## [Task description]
Copy each line exactly.

## [Items]
***

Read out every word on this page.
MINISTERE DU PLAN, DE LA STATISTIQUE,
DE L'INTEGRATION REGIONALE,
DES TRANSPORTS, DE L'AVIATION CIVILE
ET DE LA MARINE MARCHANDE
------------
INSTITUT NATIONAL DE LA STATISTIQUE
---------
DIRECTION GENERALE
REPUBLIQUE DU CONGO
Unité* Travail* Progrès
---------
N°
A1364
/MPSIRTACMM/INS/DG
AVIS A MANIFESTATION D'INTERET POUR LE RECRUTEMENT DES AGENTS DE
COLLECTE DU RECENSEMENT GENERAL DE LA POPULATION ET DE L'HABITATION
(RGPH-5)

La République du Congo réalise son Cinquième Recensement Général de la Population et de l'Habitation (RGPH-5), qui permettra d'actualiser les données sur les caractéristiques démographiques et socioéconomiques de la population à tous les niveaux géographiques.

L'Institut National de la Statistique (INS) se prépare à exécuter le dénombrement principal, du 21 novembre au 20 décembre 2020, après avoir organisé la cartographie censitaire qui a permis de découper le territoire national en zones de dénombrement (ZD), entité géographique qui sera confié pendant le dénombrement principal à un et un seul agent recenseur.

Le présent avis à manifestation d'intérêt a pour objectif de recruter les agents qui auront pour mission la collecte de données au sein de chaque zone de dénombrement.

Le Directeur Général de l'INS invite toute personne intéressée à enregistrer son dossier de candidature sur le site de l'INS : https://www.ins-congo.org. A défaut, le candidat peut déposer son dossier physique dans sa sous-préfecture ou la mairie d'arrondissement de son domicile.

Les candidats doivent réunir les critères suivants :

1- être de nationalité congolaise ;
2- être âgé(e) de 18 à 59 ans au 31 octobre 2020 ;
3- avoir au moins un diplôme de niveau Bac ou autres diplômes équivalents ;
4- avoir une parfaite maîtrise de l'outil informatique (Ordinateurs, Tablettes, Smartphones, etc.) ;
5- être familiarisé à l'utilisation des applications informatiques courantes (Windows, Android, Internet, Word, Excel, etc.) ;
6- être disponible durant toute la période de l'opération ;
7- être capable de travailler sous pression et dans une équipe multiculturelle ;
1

***

## [Task output]
Read out every word on this page.
MINISTERE DU PLAN, DE LA STATISTIQUE,
DE L'INTEGRATION REGIONALE,
DES TRANSPORTS, DE L'AVIATION CIVILE
ET DE LA MARINE MARCHANDE
------------
INSTITUT NATIONAL DE LA STATISTIQUE
---------
DIRECTION GENERALE
REPUBLIQUE DU CONGO
Unité* Travail* Progrès
---------
N°
A1364
/MPSIRTACMM/INS/DG
AVIS A MANIFESTATION D'INTERET POUR LE RECRUTEMENT DES AGENTS DE
COLLECTE DU RECENSEMENT GENERAL DE LA POPULATION ET DE L'HABITATION
(RGPH-5)

La République du Congo réalise son Cinquième Recensement Général de la Population et de l'Habitation (RGPH-5), qui permettra d'actualiser les données sur les caractéristiques démographiques et socioéconomiques de la population à tous les niveaux géographiques.

L'Institut National de la Statistique (INS) se prépare à exécuter le dénombrement principal, du 21 novembre au 20 décembre 2020, après avoir organisé la cartographie censitaire qui a permis de découper le territoire national en zones de dénombrement (ZD), entité géographique qui sera confié pendant le dénombrement principal à un et un seul agent recenseur.

Le présent avis à manifestation d'intérêt a pour objectif de recruter les agents qui auront pour mission la collecte de données au sein de chaque zone de dénombrement.

Le Directeur Général de l'INS invite toute personne intéressée à enregistrer son dossier de candidature sur le site de l'INS : https://www.ins-congo.org. A défaut, le candidat peut déposer son dossier physique dans sa sous-préfecture ou la mairie d'arrondissement de son domicile.

Les candidats doivent réunir les critères suivants :

1- être de nationalité congolaise ;
2- être âgé(e) de 18 à 59 ans au 31 octobre 2020 ;
3- avoir au moins un diplôme de niveau Bac ou autres diplômes équivalents ;
4- avoir une parfaite maîtrise de l'outil informatique (Ordinateurs, Tablettes, Smartphones, etc.) ;
5- être familiarisé à l'utilisation des applications informatiques courantes (Windows, Android, Internet, Word, Excel, etc.) ;
6- être disponible durant toute la période de l'opération ;
7- être capable de travailler sous pression et dans une équipe multiculturelle ;
1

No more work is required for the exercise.